- **AIM**: Copy each line below in which the string "name" occurs.

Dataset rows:
--- start ---
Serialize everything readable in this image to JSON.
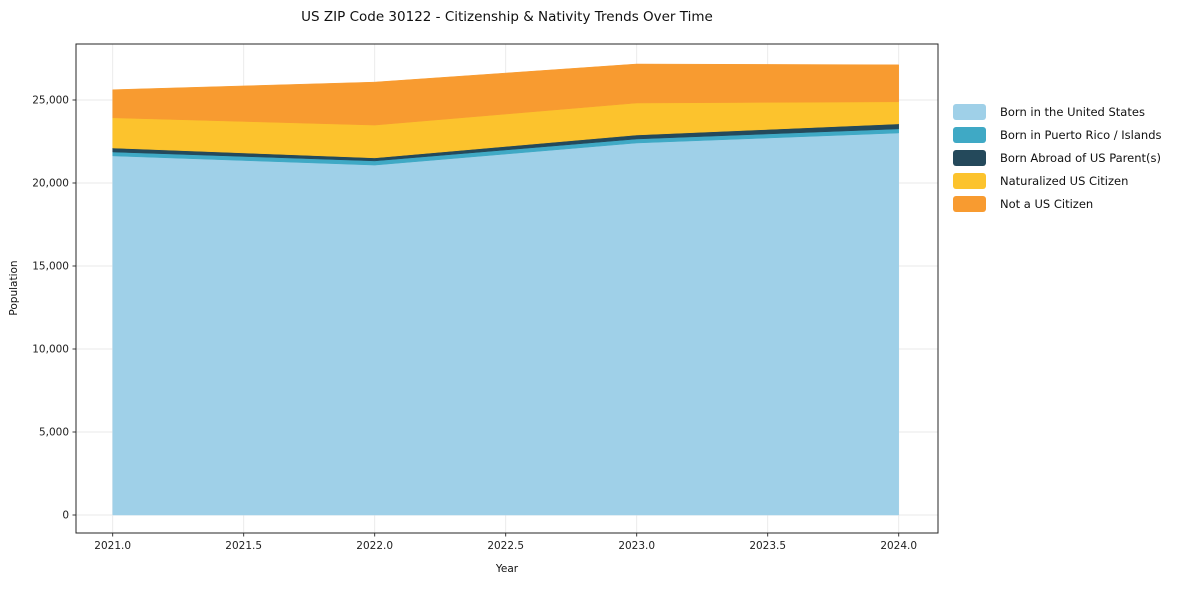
{
  "figure": {
    "background": "#ffffff",
    "grid_color": "#e9e9e9",
    "spine_color": "#262626"
  },
  "chart_data": {
    "type": "area",
    "stacked": true,
    "title": "US ZIP Code 30122 - Citizenship & Nativity Trends Over Time",
    "xlabel": "Year",
    "ylabel": "Population",
    "x": [
      2021,
      2022,
      2023,
      2024
    ],
    "series": [
      {
        "name": "Born in the United States",
        "slug": "born-in-us",
        "color": "#9fd0e8",
        "values": [
          21630,
          21080,
          22410,
          23010
        ]
      },
      {
        "name": "Born in Puerto Rico / Islands",
        "slug": "born-pr-islands",
        "color": "#3fa9c5",
        "values": [
          240,
          250,
          240,
          250
        ]
      },
      {
        "name": "Born Abroad of US Parent(s)",
        "slug": "born-abroad",
        "color": "#24495b",
        "values": [
          240,
          180,
          240,
          300
        ]
      },
      {
        "name": "Naturalized US Citizen",
        "slug": "naturalized",
        "color": "#fcc32d",
        "values": [
          1820,
          1980,
          1930,
          1330
        ]
      },
      {
        "name": "Not a US Citizen",
        "slug": "not-citizen",
        "color": "#f89b30",
        "values": [
          1690,
          2590,
          2350,
          2230
        ]
      }
    ],
    "xlim": [
      2020.86,
      2024.15
    ],
    "ylim": [
      -1084,
      28373
    ],
    "x_ticks": [
      2021.0,
      2021.5,
      2022.0,
      2022.5,
      2023.0,
      2023.5,
      2024.0
    ],
    "x_tick_labels": [
      "2021.0",
      "2021.5",
      "2022.0",
      "2022.5",
      "2023.0",
      "2023.5",
      "2024.0"
    ],
    "y_ticks": [
      0,
      5000,
      10000,
      15000,
      20000,
      25000
    ],
    "y_tick_labels": [
      "0",
      "5,000",
      "10,000",
      "15,000",
      "20,000",
      "25,000"
    ],
    "grid": true,
    "legend_position": "right-outside"
  }
}
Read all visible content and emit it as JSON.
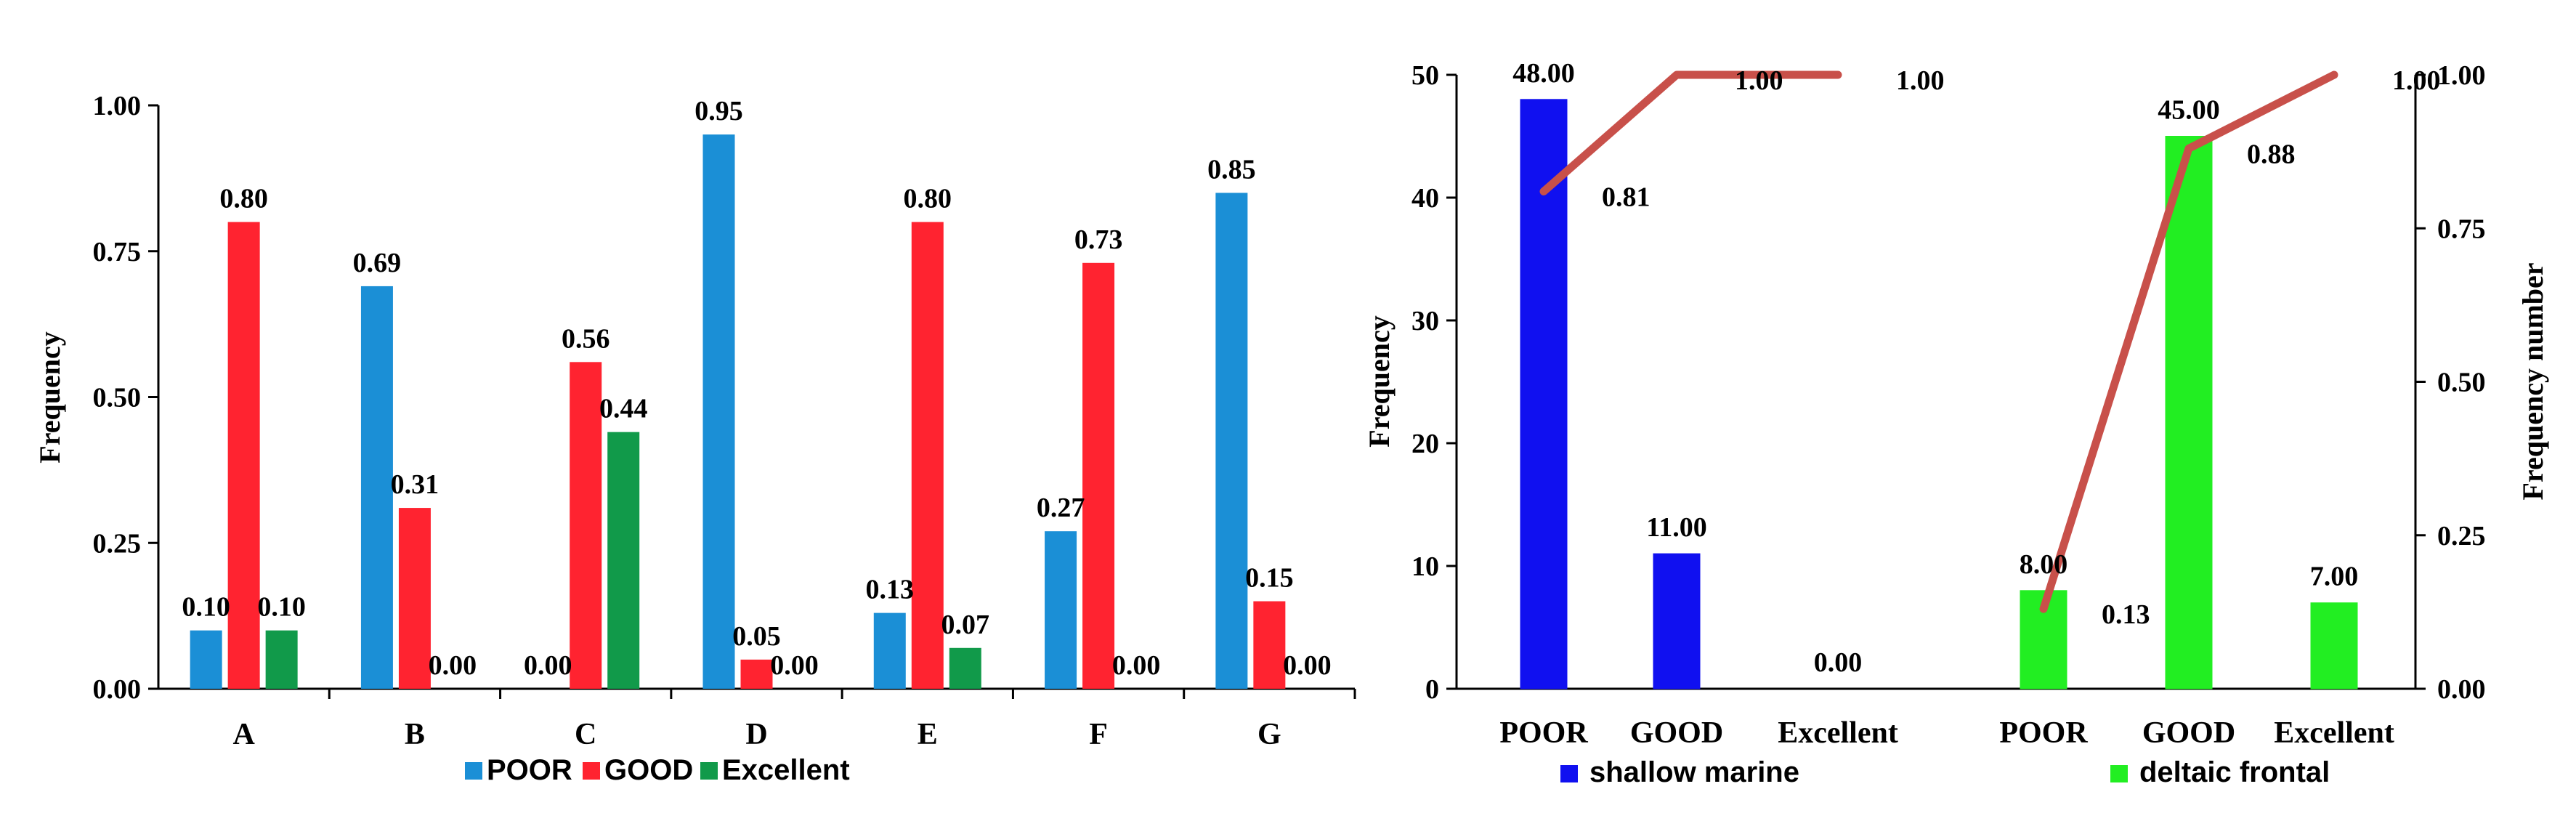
{
  "chart_data": [
    {
      "type": "bar",
      "categories": [
        "A",
        "B",
        "C",
        "D",
        "E",
        "F",
        "G"
      ],
      "series": [
        {
          "name": "POOR",
          "color": "#1b8fd6",
          "values": [
            0.1,
            0.69,
            0.0,
            0.95,
            0.13,
            0.27,
            0.85
          ]
        },
        {
          "name": "GOOD",
          "color": "#ff2330",
          "values": [
            0.8,
            0.31,
            0.56,
            0.05,
            0.8,
            0.73,
            0.15
          ]
        },
        {
          "name": "Excellent",
          "color": "#119a4a",
          "values": [
            0.1,
            0.0,
            0.44,
            0.0,
            0.07,
            0.0,
            0.0
          ]
        }
      ],
      "ylabel": "Frequency",
      "ylim": [
        0,
        1.0
      ],
      "yticks": [
        "0.00",
        "0.25",
        "0.50",
        "0.75",
        "1.00"
      ]
    },
    {
      "type": "bar",
      "groups": [
        {
          "name": "shallow marine",
          "color": "#1010f0",
          "categories": [
            "POOR",
            "GOOD",
            "Excellent"
          ],
          "values": [
            48,
            11,
            0
          ],
          "labels": [
            "48.00",
            "11.00",
            "0.00"
          ],
          "cumulative": [
            0.81,
            1.0,
            1.0
          ],
          "cumulative_labels": [
            "0.81",
            "1.00",
            "1.00"
          ]
        },
        {
          "name": "deltaic frontal",
          "color": "#22ee22",
          "categories": [
            "POOR",
            "GOOD",
            "Excellent"
          ],
          "values": [
            8,
            45,
            7
          ],
          "labels": [
            "8.00",
            "45.00",
            "7.00"
          ],
          "cumulative": [
            0.13,
            0.88,
            1.0
          ],
          "cumulative_labels": [
            "0.13",
            "0.88",
            "1.00"
          ]
        }
      ],
      "line_color": "#c8504a",
      "ylabel": "Frequency",
      "y2label": "Frequency number",
      "ylim": [
        0,
        50
      ],
      "yticks": [
        "0",
        "10",
        "20",
        "30",
        "40",
        "50"
      ],
      "y2lim": [
        0,
        1.0
      ],
      "y2ticks": [
        "0.00",
        "0.25",
        "0.50",
        "0.75",
        "1.00"
      ]
    }
  ]
}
--- end ---
- **EXERCISE OUTPUT**:
        "name": "Born in the United States",
        "name": "Born in Puerto Rico / Islands",
        "name": "Born Abroad of US Parent(s)",
        "name": "Naturalized US Citizen",
        "name": "Not a US Citizen",
          "name": "POOR",
          "name": "GOOD",
          "name": "Excellent",
          "name": "shallow marine",
          "name": "deltaic frontal",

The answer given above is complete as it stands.